• [Goal of the exercise]: Can you give the lines from the start of the data through the line containing "box-qty-cell: 25 xyxy=(711,251,853,306)" again, switching "table-row" to "spec-row" and leaving everything else unchanged?

• [Stored rows]:

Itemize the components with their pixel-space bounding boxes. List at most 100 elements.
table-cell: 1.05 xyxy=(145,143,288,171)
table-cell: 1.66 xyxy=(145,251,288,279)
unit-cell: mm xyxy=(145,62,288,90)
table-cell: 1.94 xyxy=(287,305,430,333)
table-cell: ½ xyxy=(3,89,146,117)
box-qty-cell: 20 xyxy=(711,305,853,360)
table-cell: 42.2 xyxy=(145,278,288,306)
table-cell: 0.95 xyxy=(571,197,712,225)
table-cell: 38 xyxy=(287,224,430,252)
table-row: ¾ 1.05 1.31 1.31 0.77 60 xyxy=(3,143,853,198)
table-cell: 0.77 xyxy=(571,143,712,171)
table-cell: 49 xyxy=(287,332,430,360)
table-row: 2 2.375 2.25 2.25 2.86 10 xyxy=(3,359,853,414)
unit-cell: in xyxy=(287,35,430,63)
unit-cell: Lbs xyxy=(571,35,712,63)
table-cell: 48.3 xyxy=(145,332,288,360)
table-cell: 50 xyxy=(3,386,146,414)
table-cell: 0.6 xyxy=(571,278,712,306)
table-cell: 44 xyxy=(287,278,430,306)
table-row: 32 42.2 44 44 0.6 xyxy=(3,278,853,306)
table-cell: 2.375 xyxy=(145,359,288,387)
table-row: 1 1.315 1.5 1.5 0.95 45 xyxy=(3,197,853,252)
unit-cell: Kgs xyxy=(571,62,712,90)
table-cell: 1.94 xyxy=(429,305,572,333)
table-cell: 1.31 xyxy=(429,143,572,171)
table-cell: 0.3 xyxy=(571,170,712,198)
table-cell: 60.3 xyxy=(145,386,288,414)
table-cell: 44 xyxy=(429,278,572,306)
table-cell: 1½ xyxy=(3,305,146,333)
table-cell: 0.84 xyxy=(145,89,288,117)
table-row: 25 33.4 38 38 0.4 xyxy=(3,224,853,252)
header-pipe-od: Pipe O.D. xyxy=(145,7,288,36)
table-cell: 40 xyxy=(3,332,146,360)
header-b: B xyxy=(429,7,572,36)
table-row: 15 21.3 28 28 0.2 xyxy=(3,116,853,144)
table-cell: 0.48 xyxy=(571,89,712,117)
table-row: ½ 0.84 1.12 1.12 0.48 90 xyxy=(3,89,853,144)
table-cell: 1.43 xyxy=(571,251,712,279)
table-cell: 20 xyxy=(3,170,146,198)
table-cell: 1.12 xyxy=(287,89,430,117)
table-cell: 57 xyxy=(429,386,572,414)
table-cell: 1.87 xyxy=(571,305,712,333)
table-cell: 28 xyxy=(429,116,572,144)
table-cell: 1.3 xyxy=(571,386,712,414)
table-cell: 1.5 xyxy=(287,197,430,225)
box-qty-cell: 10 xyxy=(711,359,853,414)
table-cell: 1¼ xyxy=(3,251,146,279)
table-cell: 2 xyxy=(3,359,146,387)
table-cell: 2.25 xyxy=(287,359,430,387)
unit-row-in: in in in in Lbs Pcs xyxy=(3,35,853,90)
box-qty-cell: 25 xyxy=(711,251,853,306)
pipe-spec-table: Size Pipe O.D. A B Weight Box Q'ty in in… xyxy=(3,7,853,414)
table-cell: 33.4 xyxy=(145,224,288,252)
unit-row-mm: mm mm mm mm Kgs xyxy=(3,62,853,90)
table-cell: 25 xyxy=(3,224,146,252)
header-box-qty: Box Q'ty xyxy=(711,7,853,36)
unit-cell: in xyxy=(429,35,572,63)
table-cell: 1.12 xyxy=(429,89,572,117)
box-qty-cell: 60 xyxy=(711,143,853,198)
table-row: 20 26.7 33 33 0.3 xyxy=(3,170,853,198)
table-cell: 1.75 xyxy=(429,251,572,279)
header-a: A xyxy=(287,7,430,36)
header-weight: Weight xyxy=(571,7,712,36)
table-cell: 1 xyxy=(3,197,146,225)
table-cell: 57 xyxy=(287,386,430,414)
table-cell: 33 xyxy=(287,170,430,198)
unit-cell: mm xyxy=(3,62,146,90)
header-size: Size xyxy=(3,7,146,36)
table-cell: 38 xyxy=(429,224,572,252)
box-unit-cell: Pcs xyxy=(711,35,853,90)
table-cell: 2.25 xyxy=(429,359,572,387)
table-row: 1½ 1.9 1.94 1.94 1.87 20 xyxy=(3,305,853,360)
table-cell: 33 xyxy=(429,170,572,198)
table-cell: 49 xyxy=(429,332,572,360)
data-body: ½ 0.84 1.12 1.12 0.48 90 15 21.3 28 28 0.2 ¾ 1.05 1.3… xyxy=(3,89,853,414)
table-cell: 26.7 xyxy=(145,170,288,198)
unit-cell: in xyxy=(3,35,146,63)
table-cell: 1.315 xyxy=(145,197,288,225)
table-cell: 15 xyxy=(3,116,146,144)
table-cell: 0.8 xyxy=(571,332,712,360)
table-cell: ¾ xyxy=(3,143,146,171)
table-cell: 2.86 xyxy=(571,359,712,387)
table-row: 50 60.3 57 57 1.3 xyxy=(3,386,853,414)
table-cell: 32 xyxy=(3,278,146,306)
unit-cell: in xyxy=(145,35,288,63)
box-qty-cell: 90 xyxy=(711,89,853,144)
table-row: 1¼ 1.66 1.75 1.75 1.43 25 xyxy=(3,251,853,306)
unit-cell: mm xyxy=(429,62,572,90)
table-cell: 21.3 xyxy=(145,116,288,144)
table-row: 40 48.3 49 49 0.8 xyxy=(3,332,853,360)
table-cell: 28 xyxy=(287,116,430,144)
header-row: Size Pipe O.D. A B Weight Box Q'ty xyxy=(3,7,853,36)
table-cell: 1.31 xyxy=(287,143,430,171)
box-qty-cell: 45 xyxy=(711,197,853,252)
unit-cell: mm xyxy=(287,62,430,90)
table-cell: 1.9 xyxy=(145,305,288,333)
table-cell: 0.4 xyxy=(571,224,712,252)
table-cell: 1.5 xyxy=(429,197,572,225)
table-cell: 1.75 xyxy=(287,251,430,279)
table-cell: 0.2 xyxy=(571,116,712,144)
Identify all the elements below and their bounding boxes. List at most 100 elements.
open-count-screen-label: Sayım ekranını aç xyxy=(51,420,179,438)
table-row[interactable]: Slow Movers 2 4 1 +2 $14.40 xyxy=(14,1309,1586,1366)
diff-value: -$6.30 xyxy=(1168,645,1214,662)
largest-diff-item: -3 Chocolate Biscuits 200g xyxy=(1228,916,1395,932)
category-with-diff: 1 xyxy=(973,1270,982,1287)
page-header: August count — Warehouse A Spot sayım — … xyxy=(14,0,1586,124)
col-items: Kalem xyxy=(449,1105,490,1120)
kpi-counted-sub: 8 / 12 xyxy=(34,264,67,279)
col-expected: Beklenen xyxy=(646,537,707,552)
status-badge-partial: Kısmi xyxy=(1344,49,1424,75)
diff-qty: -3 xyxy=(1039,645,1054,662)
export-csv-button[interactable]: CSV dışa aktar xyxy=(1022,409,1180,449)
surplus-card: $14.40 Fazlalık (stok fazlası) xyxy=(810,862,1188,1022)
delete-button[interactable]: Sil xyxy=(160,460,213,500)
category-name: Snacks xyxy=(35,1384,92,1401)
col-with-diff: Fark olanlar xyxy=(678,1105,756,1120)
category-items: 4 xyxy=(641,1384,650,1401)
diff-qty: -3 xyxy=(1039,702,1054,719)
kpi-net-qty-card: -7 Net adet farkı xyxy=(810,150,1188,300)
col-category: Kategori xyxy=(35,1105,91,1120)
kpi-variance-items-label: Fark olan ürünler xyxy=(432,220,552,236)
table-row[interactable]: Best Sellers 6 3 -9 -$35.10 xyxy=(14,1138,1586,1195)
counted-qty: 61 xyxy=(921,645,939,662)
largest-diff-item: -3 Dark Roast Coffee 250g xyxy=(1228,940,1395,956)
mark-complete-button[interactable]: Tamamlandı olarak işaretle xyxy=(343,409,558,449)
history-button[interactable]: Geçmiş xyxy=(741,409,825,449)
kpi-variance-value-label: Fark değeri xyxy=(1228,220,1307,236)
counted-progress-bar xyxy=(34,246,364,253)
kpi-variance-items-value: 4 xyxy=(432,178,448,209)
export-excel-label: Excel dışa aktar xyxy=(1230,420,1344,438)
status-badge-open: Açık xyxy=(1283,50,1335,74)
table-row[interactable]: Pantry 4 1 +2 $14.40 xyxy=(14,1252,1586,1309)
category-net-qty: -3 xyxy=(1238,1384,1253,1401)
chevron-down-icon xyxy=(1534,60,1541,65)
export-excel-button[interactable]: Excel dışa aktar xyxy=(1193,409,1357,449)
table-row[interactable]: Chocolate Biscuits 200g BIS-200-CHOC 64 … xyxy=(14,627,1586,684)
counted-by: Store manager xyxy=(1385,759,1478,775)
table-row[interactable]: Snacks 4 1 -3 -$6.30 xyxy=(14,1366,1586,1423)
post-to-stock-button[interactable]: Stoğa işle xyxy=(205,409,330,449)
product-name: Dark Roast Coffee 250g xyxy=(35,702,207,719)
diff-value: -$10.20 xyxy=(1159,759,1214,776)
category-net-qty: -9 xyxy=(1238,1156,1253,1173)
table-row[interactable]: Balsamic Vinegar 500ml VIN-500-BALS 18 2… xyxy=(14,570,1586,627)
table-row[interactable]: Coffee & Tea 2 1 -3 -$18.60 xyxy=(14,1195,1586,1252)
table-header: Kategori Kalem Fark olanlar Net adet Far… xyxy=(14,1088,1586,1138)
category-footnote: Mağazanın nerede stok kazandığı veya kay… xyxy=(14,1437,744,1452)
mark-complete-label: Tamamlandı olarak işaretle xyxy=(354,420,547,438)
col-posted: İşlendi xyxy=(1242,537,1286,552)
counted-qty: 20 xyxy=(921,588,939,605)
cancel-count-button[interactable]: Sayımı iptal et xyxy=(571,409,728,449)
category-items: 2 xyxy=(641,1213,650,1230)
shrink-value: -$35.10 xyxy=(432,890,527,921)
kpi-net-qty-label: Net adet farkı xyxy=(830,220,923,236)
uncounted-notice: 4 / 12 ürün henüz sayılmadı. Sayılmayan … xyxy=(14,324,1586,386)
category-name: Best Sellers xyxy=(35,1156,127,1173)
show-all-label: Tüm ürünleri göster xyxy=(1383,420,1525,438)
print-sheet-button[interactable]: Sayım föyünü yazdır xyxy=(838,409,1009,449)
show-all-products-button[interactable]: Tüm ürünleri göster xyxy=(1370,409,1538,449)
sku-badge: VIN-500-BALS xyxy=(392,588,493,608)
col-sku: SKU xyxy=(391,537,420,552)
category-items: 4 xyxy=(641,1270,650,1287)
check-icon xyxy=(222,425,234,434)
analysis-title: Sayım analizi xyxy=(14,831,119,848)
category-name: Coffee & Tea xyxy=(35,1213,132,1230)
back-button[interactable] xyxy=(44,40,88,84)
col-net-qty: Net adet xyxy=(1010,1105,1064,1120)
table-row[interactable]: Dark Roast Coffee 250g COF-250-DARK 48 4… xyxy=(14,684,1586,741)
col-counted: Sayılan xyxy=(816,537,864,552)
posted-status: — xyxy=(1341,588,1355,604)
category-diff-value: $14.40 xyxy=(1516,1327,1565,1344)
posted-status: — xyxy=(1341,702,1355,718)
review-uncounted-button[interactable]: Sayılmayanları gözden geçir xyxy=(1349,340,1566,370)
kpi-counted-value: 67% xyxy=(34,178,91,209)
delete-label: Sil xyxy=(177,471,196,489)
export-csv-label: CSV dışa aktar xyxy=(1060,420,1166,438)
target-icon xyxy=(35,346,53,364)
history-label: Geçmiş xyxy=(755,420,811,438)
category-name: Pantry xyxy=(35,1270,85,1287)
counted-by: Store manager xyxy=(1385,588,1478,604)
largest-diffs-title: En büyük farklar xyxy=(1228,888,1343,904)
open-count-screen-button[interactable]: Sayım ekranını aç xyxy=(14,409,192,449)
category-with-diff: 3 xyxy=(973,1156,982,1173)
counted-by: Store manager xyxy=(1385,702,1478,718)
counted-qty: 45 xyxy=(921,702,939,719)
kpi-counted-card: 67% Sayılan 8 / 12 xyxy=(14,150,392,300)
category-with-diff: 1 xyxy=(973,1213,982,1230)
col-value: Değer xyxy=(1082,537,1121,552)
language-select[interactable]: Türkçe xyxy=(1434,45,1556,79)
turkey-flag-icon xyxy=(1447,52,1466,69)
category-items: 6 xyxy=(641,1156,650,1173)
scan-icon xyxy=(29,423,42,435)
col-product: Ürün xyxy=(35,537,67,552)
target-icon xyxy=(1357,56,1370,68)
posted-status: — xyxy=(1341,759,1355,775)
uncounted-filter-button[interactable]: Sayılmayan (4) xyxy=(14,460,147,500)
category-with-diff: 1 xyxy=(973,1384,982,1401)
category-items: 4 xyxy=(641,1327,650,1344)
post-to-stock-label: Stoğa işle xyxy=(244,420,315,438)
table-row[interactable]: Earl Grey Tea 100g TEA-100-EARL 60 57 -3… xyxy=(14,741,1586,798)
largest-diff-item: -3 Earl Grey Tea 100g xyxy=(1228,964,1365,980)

• [Exercise solution]:
Itemize the components with their pixel-space bounding boxes. List at most 100 elements.
table-cell: 1.05 xyxy=(145,143,288,171)
table-cell: 1.66 xyxy=(145,251,288,279)
unit-cell: mm xyxy=(145,62,288,90)
table-cell: 1.94 xyxy=(287,305,430,333)
table-cell: ½ xyxy=(3,89,146,117)
box-qty-cell: 20 xyxy=(711,305,853,360)
table-cell: 42.2 xyxy=(145,278,288,306)
table-cell: 0.95 xyxy=(571,197,712,225)
table-cell: 38 xyxy=(287,224,430,252)
spec-row: ¾ 1.05 1.31 1.31 0.77 60 xyxy=(3,143,853,198)
table-cell: 0.77 xyxy=(571,143,712,171)
table-cell: 49 xyxy=(287,332,430,360)
spec-row: 2 2.375 2.25 2.25 2.86 10 xyxy=(3,359,853,414)
unit-cell: in xyxy=(287,35,430,63)
unit-cell: Lbs xyxy=(571,35,712,63)
table-cell: 48.3 xyxy=(145,332,288,360)
table-cell: 50 xyxy=(3,386,146,414)
table-cell: 0.6 xyxy=(571,278,712,306)
table-cell: 44 xyxy=(287,278,430,306)
spec-row: 32 42.2 44 44 0.6 xyxy=(3,278,853,306)
table-cell: 2.375 xyxy=(145,359,288,387)
spec-row: 1 1.315 1.5 1.5 0.95 45 xyxy=(3,197,853,252)
unit-cell: Kgs xyxy=(571,62,712,90)
table-cell: 1.94 xyxy=(429,305,572,333)
table-cell: 1.31 xyxy=(429,143,572,171)
table-cell: 0.3 xyxy=(571,170,712,198)
table-cell: 60.3 xyxy=(145,386,288,414)
table-cell: 44 xyxy=(429,278,572,306)
table-cell: 1½ xyxy=(3,305,146,333)
table-cell: 0.84 xyxy=(145,89,288,117)
spec-row: 25 33.4 38 38 0.4 xyxy=(3,224,853,252)
header-pipe-od: Pipe O.D. xyxy=(145,7,288,36)
table-cell: 40 xyxy=(3,332,146,360)
header-b: B xyxy=(429,7,572,36)
spec-row: 15 21.3 28 28 0.2 xyxy=(3,116,853,144)
table-cell: 0.48 xyxy=(571,89,712,117)
spec-row: ½ 0.84 1.12 1.12 0.48 90 xyxy=(3,89,853,144)
table-cell: 1.43 xyxy=(571,251,712,279)
table-cell: 20 xyxy=(3,170,146,198)
table-cell: 1.12 xyxy=(287,89,430,117)
table-cell: 57 xyxy=(429,386,572,414)
table-cell: 1.87 xyxy=(571,305,712,333)
table-cell: 28 xyxy=(429,116,572,144)
table-cell: 1.3 xyxy=(571,386,712,414)
table-cell: 1.5 xyxy=(287,197,430,225)
box-qty-cell: 10 xyxy=(711,359,853,414)
table-cell: 1¼ xyxy=(3,251,146,279)
table-cell: 2 xyxy=(3,359,146,387)
table-cell: 2.25 xyxy=(287,359,430,387)
unit-row-in: in in in in Lbs Pcs xyxy=(3,35,853,90)
box-qty-cell: 25 xyxy=(711,251,853,306)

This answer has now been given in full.